● **Problem to solve**
Render the stretch of the records below, from the line containing "current-vector-head xyxy=(406,415,411,420)" through the line containing "current-vector-head xyxy=(132,395,136,399)", as a Markdown table with the columns Row and Line. Number each line in Row, put the line itself in Line, and skip any blank lines.

** BEGIN **

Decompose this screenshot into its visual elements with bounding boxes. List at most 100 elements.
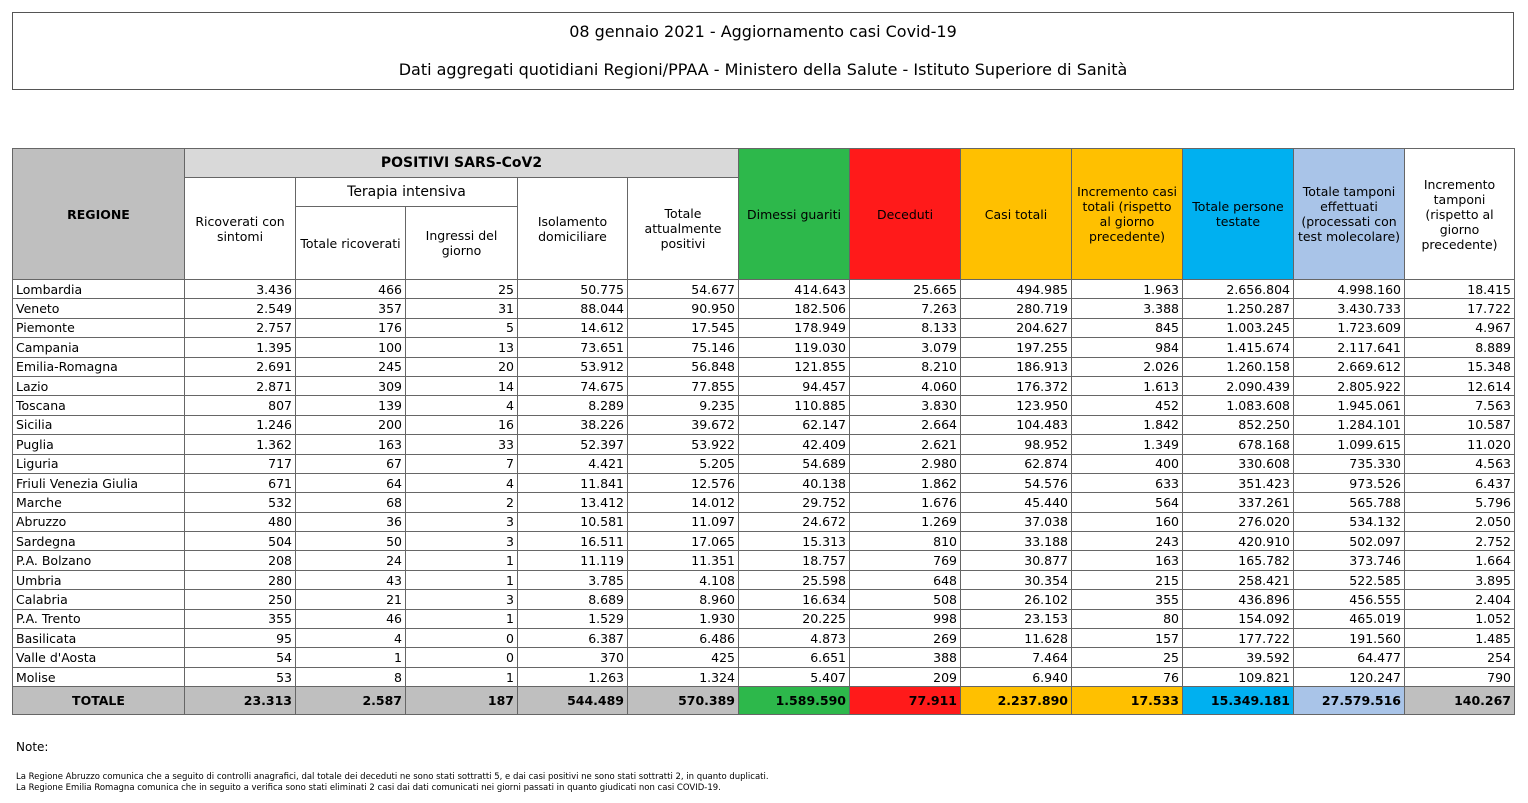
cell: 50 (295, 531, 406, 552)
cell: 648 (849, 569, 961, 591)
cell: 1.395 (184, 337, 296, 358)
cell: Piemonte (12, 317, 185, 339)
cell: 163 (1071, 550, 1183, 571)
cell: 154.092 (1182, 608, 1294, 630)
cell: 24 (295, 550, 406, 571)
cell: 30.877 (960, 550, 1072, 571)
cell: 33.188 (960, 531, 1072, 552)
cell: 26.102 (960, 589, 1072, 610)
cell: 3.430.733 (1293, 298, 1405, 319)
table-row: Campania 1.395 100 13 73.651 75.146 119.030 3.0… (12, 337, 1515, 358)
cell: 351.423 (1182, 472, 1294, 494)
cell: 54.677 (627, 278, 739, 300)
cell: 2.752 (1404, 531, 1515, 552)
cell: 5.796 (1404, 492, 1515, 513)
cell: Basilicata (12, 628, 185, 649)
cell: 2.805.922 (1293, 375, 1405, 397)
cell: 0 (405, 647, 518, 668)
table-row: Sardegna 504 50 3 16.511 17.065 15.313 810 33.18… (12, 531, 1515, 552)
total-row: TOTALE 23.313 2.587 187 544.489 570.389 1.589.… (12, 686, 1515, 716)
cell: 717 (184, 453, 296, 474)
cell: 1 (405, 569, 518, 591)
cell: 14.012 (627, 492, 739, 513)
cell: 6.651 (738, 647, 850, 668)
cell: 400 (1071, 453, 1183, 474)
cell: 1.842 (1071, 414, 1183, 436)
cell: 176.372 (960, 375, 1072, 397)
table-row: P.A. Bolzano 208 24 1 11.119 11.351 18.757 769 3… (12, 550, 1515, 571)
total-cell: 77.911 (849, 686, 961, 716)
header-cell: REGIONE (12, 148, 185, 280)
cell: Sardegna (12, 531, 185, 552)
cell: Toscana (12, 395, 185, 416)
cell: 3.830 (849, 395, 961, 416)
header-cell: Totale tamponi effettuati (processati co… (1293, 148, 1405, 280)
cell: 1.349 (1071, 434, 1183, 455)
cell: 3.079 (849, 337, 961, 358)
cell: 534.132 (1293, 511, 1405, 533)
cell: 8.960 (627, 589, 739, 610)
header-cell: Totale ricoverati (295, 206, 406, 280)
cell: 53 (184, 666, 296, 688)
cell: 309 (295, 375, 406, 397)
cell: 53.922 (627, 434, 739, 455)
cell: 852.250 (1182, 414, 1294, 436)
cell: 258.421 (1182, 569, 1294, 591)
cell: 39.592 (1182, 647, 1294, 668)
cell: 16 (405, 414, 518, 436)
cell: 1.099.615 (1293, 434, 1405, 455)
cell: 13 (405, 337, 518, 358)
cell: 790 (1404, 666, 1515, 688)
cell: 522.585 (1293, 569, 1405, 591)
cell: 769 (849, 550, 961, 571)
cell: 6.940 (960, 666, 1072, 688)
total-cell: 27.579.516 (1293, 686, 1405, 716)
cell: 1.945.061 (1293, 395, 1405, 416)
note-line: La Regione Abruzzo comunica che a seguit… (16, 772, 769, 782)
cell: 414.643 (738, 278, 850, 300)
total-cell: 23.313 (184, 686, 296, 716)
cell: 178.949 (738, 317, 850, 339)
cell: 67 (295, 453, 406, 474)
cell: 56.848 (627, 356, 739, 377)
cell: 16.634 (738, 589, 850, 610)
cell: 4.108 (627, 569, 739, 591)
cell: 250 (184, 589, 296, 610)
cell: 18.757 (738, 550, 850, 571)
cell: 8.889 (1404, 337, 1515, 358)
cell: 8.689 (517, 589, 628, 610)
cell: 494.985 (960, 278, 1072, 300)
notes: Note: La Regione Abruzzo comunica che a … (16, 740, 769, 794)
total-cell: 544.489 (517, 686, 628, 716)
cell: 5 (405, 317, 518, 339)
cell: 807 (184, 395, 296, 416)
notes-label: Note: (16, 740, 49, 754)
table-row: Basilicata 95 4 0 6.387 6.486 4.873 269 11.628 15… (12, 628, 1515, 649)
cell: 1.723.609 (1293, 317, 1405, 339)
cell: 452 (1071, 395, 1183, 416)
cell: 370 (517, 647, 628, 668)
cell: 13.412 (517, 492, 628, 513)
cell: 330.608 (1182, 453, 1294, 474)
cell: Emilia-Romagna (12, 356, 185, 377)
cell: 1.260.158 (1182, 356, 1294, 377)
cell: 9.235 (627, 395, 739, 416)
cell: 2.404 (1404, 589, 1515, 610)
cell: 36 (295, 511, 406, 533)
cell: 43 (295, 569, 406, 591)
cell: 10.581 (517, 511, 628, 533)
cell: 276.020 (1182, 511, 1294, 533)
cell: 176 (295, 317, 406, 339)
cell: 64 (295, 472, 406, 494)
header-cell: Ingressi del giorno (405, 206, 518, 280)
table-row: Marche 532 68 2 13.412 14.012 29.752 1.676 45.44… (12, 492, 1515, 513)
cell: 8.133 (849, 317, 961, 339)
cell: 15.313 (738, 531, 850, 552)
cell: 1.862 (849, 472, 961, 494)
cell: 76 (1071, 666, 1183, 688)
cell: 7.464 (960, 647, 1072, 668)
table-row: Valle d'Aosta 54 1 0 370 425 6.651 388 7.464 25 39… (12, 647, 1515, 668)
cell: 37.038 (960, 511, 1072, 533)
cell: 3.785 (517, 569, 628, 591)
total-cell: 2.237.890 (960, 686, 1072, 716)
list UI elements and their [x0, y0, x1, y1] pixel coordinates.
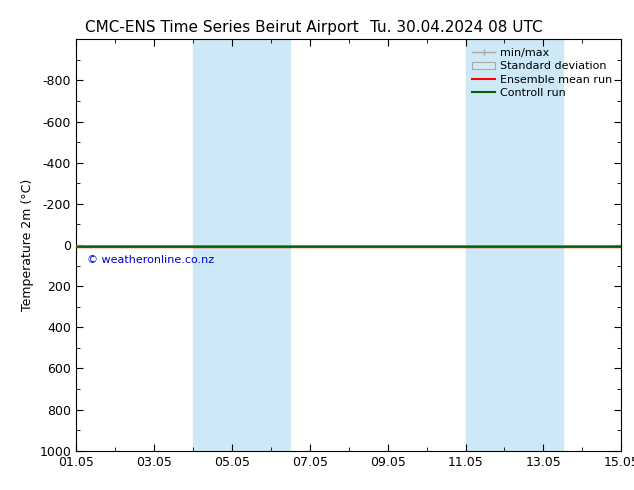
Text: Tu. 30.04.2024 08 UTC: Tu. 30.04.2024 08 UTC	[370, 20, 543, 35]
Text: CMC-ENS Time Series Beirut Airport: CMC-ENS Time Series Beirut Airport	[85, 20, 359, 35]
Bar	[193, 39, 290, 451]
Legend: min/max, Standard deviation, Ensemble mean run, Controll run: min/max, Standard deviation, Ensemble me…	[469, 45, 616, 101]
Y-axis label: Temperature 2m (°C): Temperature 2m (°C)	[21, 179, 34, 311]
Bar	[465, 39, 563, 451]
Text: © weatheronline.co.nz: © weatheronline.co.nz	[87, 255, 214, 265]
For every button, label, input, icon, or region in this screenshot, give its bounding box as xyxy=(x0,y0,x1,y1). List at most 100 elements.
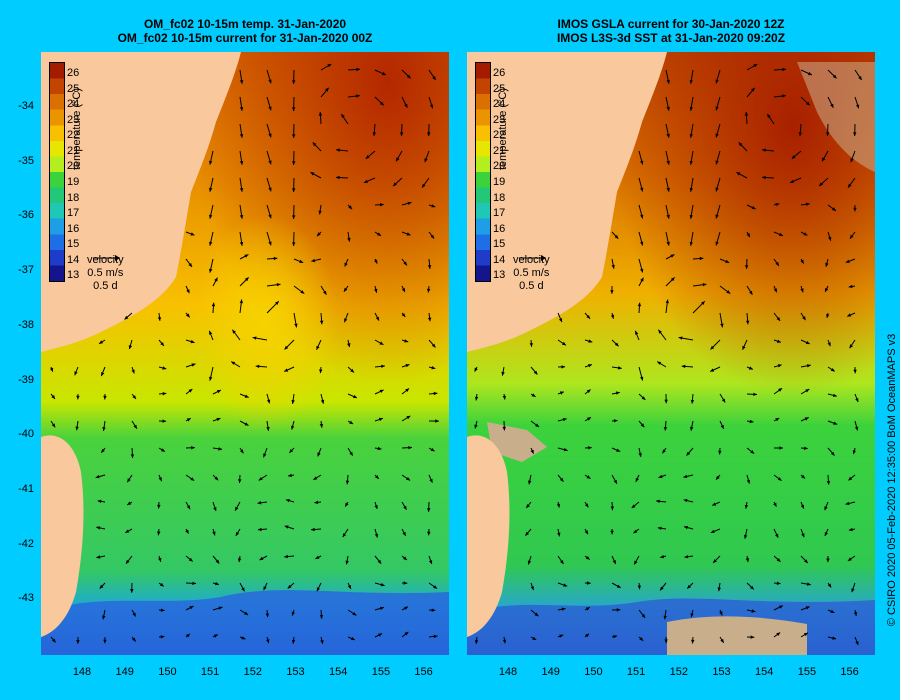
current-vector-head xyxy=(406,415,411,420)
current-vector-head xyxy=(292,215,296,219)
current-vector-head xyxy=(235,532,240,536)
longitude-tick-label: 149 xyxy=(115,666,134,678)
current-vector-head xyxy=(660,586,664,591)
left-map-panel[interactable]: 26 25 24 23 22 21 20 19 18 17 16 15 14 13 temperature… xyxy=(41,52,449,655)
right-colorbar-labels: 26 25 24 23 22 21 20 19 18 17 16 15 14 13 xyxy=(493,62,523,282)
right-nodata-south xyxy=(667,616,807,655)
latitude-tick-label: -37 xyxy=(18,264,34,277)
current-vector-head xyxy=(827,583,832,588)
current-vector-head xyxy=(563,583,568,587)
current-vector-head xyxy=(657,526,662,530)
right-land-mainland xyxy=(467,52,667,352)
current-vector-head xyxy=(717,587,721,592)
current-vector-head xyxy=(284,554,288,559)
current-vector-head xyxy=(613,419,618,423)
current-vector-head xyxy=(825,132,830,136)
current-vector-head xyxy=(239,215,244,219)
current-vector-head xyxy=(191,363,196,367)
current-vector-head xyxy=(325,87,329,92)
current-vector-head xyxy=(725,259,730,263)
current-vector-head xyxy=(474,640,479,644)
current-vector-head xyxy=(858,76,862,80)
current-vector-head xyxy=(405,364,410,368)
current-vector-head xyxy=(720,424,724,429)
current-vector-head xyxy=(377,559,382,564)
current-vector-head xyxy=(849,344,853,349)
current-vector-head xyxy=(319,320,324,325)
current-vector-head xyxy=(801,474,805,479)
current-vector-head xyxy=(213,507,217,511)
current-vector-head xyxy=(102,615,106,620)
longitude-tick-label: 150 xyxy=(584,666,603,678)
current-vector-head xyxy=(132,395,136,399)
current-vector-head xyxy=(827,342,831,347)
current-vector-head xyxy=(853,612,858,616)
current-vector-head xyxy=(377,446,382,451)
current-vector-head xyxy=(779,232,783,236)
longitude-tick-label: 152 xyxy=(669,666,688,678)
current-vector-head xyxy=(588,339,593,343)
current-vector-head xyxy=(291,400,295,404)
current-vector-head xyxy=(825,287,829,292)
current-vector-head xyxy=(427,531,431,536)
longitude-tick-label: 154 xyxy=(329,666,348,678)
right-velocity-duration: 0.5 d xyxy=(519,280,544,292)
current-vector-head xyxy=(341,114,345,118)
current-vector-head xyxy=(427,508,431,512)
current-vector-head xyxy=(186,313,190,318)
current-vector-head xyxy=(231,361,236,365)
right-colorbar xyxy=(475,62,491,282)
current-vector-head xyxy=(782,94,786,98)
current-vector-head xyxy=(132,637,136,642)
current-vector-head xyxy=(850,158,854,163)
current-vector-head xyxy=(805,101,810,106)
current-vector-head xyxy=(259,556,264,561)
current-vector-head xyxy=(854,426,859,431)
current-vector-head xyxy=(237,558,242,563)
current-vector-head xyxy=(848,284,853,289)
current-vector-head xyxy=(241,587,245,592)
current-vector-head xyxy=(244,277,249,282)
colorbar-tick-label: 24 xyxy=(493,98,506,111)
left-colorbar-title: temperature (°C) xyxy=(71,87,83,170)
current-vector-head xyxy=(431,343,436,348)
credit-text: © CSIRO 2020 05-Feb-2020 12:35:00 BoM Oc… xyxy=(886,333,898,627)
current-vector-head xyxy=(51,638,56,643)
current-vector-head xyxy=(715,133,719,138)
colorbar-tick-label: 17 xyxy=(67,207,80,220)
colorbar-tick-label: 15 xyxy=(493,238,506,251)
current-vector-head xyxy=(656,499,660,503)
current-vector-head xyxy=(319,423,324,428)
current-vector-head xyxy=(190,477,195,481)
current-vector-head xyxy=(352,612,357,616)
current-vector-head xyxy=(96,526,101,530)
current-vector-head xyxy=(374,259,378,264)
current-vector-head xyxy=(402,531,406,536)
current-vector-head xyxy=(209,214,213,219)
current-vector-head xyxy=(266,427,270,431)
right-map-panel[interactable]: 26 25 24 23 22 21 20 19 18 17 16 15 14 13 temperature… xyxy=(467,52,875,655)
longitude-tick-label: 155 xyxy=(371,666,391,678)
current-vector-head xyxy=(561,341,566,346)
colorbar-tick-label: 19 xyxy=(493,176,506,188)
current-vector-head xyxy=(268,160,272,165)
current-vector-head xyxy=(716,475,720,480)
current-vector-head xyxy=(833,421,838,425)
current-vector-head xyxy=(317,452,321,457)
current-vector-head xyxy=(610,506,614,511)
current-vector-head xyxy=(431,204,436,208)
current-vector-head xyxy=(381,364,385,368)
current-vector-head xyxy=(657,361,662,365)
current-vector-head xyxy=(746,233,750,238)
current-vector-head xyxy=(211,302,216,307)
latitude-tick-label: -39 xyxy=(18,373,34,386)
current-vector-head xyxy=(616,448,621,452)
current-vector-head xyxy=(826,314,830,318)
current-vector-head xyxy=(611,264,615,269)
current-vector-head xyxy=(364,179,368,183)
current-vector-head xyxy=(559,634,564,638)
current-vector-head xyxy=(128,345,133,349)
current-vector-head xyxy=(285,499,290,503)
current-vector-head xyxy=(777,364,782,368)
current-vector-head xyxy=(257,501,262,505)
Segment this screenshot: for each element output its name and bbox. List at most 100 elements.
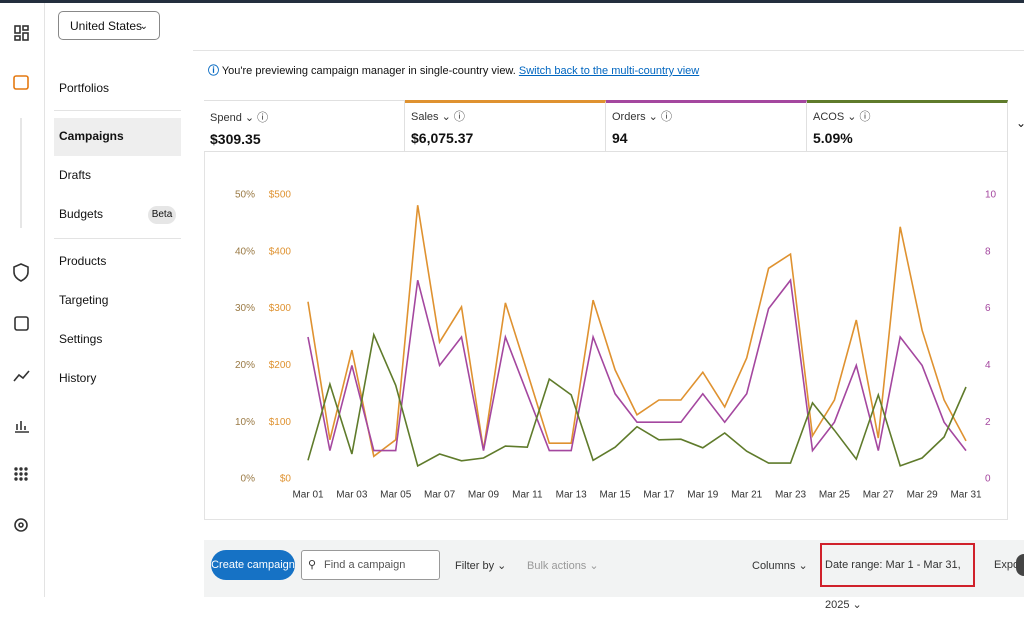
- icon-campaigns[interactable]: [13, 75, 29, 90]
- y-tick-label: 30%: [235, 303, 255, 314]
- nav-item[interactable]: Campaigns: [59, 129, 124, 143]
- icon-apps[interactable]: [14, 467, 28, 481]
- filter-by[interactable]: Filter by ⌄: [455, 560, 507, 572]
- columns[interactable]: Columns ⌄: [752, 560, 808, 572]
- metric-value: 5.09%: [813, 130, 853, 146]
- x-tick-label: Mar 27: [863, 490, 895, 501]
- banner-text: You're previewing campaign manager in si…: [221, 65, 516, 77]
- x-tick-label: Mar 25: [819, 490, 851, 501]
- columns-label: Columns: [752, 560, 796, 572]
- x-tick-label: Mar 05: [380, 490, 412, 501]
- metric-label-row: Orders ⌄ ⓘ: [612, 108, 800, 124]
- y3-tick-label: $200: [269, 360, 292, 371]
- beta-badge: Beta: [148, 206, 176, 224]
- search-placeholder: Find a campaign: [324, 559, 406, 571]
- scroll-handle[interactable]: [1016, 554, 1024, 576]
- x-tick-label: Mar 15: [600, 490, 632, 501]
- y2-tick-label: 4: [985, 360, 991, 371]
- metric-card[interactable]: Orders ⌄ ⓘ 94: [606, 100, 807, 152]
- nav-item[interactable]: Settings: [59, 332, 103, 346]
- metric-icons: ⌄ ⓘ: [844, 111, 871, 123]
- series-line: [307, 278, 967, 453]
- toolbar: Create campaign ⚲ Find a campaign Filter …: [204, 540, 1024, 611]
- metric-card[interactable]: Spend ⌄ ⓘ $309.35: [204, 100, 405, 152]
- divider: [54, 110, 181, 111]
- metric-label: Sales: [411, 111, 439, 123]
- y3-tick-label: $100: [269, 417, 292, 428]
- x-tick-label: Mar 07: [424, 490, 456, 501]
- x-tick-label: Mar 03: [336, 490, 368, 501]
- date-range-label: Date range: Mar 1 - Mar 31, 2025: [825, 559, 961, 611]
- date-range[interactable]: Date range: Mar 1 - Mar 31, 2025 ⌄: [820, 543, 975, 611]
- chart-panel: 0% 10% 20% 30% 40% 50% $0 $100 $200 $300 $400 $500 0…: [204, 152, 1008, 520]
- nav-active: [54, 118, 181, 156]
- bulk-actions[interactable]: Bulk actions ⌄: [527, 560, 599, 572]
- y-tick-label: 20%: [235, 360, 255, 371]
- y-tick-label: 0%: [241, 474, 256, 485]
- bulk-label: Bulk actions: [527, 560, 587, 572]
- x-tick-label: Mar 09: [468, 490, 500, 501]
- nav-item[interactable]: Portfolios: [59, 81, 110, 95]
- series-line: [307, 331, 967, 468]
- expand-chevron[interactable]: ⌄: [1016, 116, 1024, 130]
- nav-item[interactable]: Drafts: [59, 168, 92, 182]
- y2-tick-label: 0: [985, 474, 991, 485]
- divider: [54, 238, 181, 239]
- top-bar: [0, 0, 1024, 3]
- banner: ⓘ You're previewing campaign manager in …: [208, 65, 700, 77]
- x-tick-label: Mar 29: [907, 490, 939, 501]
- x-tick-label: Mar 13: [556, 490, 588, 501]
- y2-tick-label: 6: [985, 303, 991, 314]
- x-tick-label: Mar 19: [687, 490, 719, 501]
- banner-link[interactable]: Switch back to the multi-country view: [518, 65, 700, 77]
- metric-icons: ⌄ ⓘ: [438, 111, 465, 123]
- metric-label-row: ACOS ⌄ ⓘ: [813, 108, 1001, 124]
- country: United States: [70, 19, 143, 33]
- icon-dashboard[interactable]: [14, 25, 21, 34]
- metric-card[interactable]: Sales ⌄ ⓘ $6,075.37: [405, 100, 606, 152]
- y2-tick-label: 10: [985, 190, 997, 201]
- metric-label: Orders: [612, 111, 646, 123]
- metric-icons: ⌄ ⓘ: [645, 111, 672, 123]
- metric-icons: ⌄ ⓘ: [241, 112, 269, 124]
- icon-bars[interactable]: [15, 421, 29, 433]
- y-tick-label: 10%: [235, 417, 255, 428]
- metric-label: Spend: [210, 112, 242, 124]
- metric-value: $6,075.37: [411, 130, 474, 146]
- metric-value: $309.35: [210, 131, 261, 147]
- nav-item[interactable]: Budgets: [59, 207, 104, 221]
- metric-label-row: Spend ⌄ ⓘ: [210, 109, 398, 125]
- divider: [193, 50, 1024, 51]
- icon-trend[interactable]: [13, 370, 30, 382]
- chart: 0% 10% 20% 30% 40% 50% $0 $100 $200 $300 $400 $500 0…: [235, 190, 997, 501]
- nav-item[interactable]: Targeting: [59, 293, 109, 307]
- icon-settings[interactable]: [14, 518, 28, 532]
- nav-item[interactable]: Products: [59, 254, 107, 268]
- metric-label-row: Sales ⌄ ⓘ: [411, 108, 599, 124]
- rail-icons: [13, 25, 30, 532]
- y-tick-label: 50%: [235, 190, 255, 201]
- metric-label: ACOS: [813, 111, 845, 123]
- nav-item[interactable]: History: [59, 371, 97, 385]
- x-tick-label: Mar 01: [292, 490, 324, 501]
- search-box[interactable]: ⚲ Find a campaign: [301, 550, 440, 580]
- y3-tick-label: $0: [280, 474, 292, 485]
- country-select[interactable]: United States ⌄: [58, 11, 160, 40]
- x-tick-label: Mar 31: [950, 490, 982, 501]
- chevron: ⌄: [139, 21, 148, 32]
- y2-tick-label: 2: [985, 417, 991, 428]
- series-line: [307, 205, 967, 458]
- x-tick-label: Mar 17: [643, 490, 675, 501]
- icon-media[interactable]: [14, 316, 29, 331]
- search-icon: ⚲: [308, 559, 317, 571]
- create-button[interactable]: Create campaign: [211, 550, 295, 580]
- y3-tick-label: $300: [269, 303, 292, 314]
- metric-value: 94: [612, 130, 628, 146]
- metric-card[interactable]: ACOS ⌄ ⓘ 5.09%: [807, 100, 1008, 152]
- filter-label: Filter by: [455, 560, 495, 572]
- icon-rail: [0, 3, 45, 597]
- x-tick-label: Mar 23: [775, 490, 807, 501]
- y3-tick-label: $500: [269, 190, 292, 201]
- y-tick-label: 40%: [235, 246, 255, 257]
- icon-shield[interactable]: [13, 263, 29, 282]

** END **

● **Task answer**
| Row | Line |
|---|---|
| 1 | current-vector-head xyxy=(406,415,411,420) |
| 2 | current-vector-head xyxy=(292,215,296,219) |
| 3 | current-vector-head xyxy=(235,532,240,536) |
| 4 | longitude-tick-label: 149 xyxy=(115,666,134,678) |
| 5 | current-vector-head xyxy=(660,586,664,591) |
| 6 | left-map-panel[interactable]: 26 25 24 23 22 21 20 19 18 17 16 15 14 13 temperature… xyxy=(41,52,449,655) |
| 7 | right-colorbar-labels: 26 25 24 23 22 21 20 19 18 17 16 15 14 13 xyxy=(493,62,523,282) |
| 8 | right-nodata-south xyxy=(667,616,807,655) |
| 9 | latitude-tick-label: -37 xyxy=(18,264,34,277) |
| 10 | current-vector-head xyxy=(827,583,832,588) |
| 11 | current-vector-head xyxy=(563,583,568,587) |
| 12 | current-vector-head xyxy=(657,526,662,530) |
| 13 | right-land-mainland xyxy=(467,52,667,352) |
| 14 | current-vector-head xyxy=(717,587,721,592) |
| 15 | current-vector-head xyxy=(284,554,288,559) |
| 16 | current-vector-head xyxy=(613,419,618,423) |
| 17 | current-vector-head xyxy=(825,132,830,136) |
| 18 | current-vector-head xyxy=(239,215,244,219) |
| 19 | current-vector-head xyxy=(191,363,196,367) |
| 20 | current-vector-head xyxy=(325,87,329,92) |
| 21 | current-vector-head xyxy=(725,259,730,263) |
| 22 | current-vector-head xyxy=(474,640,479,644) |
| 23 | current-vector-head xyxy=(858,76,862,80) |
| 24 | current-vector-head xyxy=(405,364,410,368) |
| 25 | current-vector-head xyxy=(720,424,724,429) |
| 26 | current-vector-head xyxy=(377,559,382,564) |
| 27 | current-vector-head xyxy=(849,344,853,349) |
| 28 | current-vector-head xyxy=(319,320,324,325) |
| 29 | current-vector-head xyxy=(801,474,805,479) |
| 30 | current-vector-head xyxy=(213,507,217,511) |
| 31 | current-vector-head xyxy=(102,615,106,620) |
| 32 | longitude-tick-label: 150 xyxy=(584,666,603,678) |
| 33 | current-vector-head xyxy=(132,395,136,399) |